Saved entries:
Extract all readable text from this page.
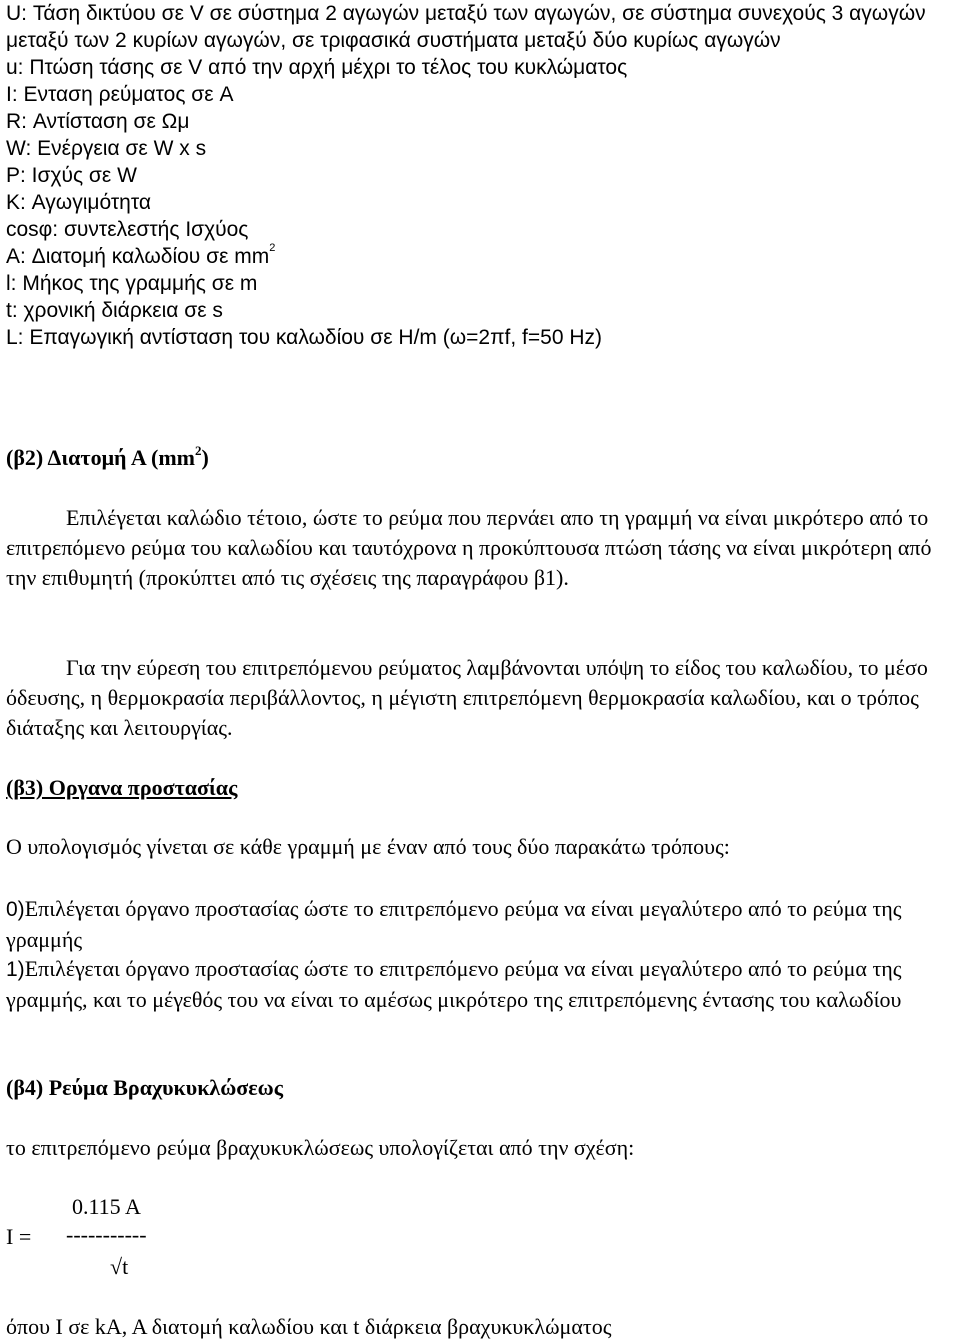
U: Τάση δικτύου σε V σε σύστημα 2 αγωγών μεταξύ των αγωγών, σε σύστημα συνεχούς 3 αγωγών μεταξύ των 2 κυρίων αγωγών, σε τριφασικά συστήματα μεταξύ δύο κυρίως αγωγών
u: Πτώση τάσης σε V από την αρχή μέχρι το τέλος του κυκλώματος
I: Ενταση ρεύματος σε A
R: Αντίσταση σε Ωμ
W: Ενέργεια σε W x s
P: Ισχύς σε W
K: Αγωγιμότητα
cosφ: συντελεστής Ισχύος
A: Διατομή καλωδίου σε $mm^2$
l: Μήκος της γραμμής σε m
t: χρονική διάρκεια σε s
L: Επαγωγική αντίσταση του καλωδίου σε Η/m (ω=2πf, f=50 Hz)
(β2) Διατομή Α $(mm^2)$
Επιλέγεται καλώδιο τέτοιο, ώστε το ρεύμα που περνάει απο τη γραμμή να είναι μικρότερο από το επιτρεπόμενο ρεύμα του καλωδίου και ταυτόχρονα η προκύπτουσα πτώση τάσης να είναι μικρότερη από την επιθυμητή (προκύπτει από τις σχέσεις της παραγράφου β1).
Για την εύρεση του επιτρεπόμενου ρεύματος λαμβάνονται υπόψη το είδος του καλωδίου, το μέσο όδευσης, η θερμοκρασία περιβάλλοντος, η μέγιστη επιτρεπόμενη θερμοκρασία καλωδίου, και ο τρόπος διάταξης και λειτουργίας.
(β3) Οργανα προστασίας
Ο υπολογισμός γίνεται σε κάθε γραμμή με έναν από τους δύο παρακάτω τρόπους:
0)Επιλέγεται όργανο προστασίας ώστε το επιτρεπόμενο ρεύμα να είναι μεγαλύτερο από το ρεύμα της γραμμής
1)Επιλέγεται όργανο προστασίας ώστε το επιτρεπόμενο ρεύμα να είναι μεγαλύτερο από το ρεύμα της γραμμής, και το μέγεθός του να είναι το αμέσως μικρότερο της επιτρεπόμενης έντασης του καλωδίου
(β4) Ρεύμα Βραχυκυκλώσεως
το επιτρεπόμενο ρεύμα βραχυκυκλώσεως υπολογίζεται από την σχέση:
0.115 A
I = -----------
√t
όπου I σε kA, A διατομή καλωδίου και t διάρκεια βραχυκυκλώματος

EXERCISE DESCRIPTION: Report each line in the preceding entries that holds the string "γραμμής".

ANSWER:
l: Μήκος της γραμμής σε m
0)Επιλέγεται όργανο προστασίας ώστε το επιτρεπόμενο ρεύμα να είναι μεγαλύτερο από το ρεύμα της γραμμής
1)Επιλέγεται όργανο προστασίας ώστε το επιτρεπόμενο ρεύμα να είναι μεγαλύτερο από το ρεύμα της γραμμής, και το μέγεθός του να είναι το αμέσως μικρότερο της επιτρεπόμενης έντασης του καλωδίου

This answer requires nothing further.